- **Raw data**
— begin —
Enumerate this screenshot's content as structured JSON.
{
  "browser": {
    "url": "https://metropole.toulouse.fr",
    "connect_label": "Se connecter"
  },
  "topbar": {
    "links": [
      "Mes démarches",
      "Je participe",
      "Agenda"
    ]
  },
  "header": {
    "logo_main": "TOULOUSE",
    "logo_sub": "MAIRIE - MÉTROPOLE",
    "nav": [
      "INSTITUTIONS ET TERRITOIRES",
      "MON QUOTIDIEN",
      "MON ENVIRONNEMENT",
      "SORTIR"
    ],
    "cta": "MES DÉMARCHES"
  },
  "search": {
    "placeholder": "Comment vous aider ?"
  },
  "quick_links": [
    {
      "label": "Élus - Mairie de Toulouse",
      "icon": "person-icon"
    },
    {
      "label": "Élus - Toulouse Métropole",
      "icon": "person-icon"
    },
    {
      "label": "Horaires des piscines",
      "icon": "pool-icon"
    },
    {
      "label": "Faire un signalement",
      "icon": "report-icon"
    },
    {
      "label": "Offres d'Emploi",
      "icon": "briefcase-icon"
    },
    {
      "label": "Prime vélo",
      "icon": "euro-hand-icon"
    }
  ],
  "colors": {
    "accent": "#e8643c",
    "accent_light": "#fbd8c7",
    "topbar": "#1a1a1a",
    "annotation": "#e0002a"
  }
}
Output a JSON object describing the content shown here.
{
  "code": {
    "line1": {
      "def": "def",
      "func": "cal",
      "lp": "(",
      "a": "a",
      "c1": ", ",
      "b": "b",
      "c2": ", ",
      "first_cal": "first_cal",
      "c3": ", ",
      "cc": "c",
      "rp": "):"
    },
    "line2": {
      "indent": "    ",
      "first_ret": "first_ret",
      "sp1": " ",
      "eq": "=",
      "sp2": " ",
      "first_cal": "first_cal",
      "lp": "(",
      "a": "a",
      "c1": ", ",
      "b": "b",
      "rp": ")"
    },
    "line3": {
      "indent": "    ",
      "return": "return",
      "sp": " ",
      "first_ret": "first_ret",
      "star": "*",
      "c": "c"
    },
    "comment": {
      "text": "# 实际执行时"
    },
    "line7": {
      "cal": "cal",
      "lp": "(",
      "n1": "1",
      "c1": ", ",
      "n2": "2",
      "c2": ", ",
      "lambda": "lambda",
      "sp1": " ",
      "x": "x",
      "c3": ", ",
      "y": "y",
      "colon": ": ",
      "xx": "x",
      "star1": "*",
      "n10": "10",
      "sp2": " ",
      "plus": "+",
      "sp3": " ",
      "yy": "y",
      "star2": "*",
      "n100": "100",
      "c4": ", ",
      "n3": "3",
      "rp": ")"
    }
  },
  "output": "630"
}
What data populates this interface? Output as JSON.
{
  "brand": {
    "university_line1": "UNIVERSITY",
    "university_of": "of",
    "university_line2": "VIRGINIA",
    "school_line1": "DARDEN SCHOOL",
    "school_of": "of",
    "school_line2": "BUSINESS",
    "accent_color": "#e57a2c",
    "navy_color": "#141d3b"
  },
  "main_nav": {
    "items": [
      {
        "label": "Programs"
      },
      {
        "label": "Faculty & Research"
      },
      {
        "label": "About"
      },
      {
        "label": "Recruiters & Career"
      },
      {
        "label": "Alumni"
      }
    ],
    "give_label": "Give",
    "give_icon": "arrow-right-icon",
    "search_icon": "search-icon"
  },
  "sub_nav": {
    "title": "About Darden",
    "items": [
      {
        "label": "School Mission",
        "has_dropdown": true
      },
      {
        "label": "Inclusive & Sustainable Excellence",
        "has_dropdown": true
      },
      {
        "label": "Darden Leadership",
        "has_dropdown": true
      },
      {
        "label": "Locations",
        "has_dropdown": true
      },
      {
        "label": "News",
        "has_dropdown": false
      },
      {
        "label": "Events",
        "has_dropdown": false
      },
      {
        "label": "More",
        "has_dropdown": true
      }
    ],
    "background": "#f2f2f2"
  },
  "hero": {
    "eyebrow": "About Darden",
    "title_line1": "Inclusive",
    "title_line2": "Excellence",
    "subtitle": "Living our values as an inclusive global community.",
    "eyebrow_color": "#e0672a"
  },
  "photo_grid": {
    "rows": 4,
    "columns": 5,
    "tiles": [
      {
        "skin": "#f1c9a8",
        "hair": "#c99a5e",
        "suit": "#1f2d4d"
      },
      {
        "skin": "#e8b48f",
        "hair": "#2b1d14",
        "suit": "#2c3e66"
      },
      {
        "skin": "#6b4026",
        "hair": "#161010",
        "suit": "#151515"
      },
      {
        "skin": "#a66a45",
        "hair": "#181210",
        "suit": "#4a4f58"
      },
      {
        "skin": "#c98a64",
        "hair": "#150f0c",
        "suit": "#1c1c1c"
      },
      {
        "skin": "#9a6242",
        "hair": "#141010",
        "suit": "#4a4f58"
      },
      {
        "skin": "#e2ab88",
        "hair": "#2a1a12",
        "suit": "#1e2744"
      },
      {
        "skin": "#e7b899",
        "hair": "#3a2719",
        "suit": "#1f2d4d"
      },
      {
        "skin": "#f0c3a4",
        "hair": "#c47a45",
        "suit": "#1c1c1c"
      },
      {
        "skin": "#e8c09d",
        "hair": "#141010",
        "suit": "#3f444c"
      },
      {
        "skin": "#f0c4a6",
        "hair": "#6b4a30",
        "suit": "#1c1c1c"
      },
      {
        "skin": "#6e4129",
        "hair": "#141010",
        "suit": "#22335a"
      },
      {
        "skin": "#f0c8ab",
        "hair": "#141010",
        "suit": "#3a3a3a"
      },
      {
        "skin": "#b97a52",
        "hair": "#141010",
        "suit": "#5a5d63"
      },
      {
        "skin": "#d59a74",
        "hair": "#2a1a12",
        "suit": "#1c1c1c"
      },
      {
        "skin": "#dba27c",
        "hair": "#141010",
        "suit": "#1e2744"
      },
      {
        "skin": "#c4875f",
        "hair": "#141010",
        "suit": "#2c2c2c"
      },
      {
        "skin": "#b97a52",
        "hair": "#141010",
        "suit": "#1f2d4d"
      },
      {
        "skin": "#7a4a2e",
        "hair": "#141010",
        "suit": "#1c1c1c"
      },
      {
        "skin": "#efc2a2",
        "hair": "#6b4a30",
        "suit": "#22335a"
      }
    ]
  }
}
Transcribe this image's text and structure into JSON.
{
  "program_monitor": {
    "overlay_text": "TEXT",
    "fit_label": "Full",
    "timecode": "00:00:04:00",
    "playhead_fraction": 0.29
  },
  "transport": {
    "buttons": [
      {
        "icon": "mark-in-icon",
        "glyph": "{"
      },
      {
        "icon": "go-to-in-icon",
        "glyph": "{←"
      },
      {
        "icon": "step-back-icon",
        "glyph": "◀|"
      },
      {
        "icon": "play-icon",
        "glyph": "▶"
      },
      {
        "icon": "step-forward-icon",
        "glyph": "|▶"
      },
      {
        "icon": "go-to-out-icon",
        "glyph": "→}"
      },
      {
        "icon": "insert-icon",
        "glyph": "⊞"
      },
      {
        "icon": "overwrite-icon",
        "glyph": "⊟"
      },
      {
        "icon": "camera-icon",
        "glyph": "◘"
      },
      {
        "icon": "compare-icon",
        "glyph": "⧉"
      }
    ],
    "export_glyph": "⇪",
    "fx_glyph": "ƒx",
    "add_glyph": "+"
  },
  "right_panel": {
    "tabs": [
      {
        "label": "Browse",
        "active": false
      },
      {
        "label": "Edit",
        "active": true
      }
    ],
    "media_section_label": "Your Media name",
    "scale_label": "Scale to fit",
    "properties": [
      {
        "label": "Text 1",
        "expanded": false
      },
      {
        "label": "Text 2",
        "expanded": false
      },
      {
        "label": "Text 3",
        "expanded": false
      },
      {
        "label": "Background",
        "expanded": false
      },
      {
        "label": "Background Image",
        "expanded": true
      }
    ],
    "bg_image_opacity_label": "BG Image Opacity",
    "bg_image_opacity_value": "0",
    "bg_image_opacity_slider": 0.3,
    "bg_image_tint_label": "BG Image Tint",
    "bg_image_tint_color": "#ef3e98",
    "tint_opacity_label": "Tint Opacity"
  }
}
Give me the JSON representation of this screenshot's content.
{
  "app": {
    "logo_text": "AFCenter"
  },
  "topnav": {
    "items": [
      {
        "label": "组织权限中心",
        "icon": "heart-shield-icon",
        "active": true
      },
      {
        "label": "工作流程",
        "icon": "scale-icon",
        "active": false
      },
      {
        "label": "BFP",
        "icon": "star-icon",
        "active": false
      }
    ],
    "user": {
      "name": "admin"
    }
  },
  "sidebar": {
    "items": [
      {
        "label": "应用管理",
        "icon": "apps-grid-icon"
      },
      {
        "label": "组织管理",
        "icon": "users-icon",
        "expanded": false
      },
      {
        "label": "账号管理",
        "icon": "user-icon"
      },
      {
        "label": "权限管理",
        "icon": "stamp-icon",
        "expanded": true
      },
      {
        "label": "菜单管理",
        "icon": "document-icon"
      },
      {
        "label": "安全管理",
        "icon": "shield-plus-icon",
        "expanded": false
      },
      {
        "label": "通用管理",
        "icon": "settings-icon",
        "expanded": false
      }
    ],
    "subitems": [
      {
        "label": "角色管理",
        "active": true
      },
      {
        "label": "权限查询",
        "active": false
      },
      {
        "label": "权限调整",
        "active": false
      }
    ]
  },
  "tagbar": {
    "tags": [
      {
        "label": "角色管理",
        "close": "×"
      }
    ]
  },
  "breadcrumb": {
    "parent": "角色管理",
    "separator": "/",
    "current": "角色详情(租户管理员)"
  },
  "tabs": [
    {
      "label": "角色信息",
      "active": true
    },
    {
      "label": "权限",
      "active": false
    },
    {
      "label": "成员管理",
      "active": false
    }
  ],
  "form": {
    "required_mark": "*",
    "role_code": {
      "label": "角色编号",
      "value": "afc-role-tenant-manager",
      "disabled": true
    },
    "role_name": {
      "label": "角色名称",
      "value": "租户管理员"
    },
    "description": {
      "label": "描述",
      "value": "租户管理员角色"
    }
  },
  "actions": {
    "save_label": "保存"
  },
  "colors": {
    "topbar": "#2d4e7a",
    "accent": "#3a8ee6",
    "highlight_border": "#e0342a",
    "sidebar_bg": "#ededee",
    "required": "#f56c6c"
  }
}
— end —
- **Request**
Copy all lines from the material that contain "Élus".

- **Task result**
      "label": "Élus - Mairie de Toulouse",
      "label": "Élus - Toulouse Métropole",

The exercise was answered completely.